Stated task
In the listing below, locate the lines that hold the string "this". Copy those lines.

— BEGIN Given data —

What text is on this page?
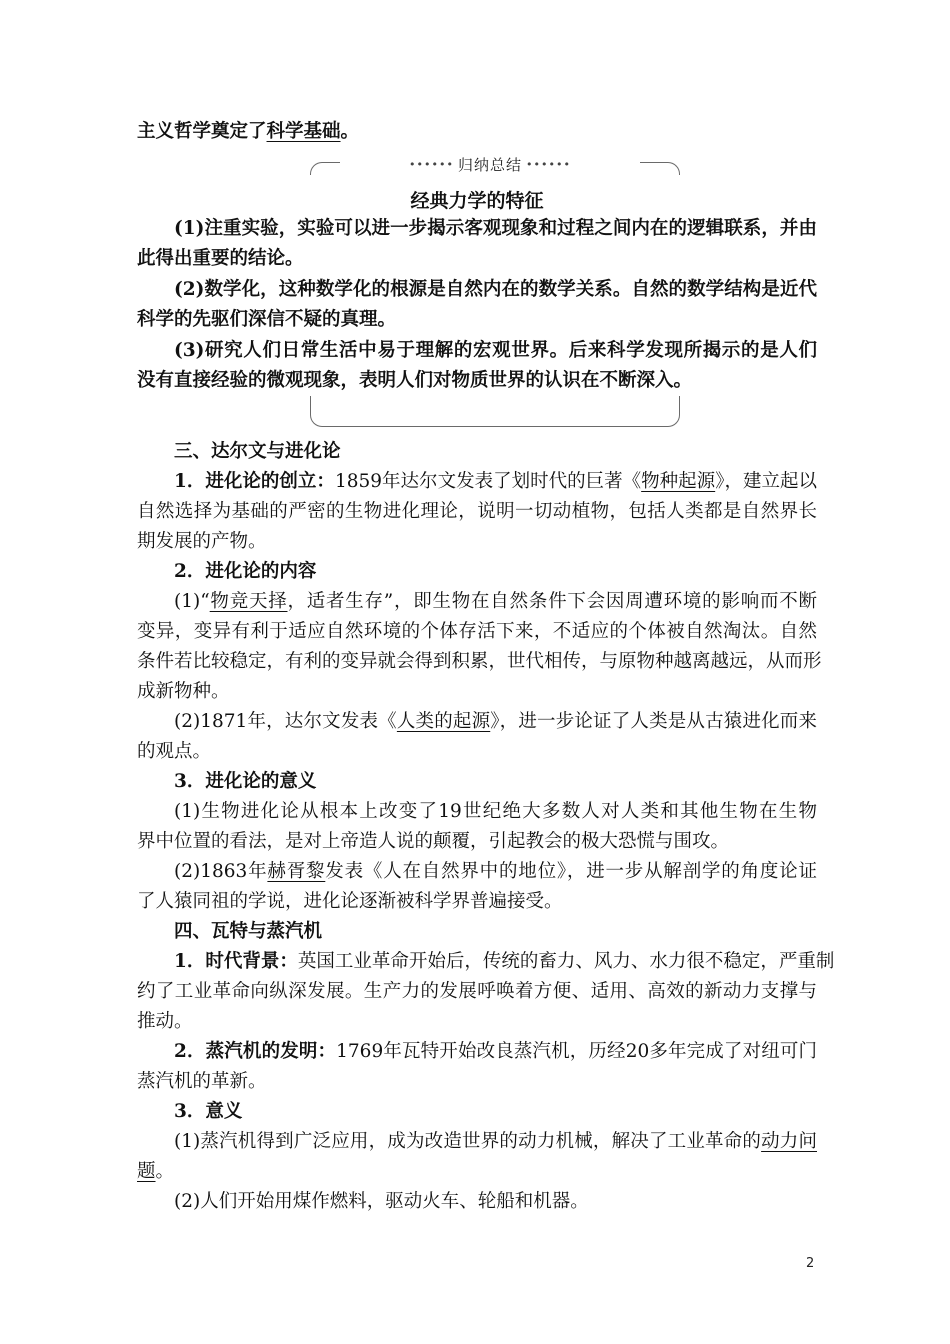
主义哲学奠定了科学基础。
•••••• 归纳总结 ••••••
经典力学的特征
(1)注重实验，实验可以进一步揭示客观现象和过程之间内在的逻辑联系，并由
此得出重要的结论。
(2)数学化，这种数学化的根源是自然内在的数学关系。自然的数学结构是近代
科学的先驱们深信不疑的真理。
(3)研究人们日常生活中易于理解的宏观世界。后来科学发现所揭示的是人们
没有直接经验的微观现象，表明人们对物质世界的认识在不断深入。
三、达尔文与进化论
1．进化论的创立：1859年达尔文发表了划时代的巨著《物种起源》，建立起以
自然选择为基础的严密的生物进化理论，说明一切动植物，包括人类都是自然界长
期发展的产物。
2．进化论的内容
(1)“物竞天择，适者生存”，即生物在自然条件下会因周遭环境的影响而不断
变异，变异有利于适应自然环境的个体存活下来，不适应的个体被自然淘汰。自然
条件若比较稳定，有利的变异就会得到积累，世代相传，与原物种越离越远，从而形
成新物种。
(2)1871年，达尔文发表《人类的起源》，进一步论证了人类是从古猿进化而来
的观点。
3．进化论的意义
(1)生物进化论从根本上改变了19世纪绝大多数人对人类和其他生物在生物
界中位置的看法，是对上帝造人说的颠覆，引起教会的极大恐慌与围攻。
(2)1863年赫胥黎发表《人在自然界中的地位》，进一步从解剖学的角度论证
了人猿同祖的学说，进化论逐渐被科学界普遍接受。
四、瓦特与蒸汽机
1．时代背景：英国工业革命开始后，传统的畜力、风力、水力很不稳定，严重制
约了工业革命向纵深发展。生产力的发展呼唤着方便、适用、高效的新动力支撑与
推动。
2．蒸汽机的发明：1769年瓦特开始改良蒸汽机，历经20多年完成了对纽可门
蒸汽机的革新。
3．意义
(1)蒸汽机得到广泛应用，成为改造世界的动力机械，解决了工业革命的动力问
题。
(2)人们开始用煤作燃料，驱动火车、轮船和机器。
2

— END Given data —
— BEGIN Given data —

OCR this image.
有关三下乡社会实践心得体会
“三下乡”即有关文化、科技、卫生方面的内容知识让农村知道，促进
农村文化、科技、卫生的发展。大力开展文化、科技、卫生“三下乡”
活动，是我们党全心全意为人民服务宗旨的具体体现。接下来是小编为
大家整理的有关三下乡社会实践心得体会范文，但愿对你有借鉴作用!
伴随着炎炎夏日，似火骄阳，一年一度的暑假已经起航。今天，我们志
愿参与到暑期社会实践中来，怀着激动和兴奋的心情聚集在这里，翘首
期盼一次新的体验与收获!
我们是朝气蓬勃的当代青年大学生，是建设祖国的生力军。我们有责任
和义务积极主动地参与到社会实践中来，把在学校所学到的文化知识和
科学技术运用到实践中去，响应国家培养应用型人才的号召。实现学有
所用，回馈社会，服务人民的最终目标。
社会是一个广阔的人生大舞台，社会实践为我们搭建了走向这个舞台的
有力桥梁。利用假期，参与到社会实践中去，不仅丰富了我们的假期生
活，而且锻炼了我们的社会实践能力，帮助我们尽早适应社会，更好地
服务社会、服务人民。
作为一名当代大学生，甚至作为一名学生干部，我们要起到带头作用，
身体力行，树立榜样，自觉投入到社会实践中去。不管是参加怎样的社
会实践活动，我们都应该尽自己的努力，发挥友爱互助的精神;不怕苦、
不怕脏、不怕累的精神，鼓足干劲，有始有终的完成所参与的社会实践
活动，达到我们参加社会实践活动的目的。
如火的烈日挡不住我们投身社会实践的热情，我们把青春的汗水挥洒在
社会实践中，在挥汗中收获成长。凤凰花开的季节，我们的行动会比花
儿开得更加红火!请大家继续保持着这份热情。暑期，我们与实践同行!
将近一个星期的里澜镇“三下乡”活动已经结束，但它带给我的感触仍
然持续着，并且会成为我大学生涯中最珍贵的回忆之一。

— END Given data —

Finished answer
What text is on this page?
OCR this image.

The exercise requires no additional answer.